• Given information:
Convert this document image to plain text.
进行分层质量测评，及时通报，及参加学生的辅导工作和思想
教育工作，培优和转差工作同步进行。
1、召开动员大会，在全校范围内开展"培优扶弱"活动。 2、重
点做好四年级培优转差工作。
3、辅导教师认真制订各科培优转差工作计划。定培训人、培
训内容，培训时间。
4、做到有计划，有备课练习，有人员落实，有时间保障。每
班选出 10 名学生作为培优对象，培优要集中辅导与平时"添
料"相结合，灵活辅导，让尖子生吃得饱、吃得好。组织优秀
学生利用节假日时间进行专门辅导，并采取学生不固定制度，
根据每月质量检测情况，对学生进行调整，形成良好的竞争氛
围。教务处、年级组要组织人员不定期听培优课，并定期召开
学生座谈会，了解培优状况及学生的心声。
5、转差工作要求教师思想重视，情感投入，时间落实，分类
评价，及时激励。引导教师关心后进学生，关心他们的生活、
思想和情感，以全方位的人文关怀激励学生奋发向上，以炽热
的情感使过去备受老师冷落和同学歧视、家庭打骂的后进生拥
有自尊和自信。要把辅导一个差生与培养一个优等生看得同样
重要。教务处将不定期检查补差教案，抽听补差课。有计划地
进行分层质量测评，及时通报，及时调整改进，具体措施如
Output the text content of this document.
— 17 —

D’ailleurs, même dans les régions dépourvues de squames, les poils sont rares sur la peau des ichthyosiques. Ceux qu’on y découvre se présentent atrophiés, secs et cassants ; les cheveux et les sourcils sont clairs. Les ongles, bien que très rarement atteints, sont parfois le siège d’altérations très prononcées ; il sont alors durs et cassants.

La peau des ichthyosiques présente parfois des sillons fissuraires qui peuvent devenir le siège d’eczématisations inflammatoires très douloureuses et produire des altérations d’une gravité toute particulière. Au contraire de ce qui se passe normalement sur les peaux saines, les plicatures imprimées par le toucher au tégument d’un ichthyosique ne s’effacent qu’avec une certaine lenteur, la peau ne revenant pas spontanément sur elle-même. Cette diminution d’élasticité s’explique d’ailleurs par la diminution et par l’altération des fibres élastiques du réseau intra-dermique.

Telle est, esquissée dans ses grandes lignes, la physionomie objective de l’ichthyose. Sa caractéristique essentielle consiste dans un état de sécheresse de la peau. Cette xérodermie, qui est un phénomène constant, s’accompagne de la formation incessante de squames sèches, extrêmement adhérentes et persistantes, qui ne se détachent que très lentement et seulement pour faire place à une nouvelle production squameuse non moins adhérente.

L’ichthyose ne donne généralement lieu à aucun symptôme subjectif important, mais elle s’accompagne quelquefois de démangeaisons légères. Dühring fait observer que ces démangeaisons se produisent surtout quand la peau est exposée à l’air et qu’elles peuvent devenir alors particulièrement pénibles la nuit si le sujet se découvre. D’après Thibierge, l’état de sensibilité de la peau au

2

• Challenge: The word "Cette" may appear on some lines. Report how many lines hold it, giving the number alone.

• Response: 2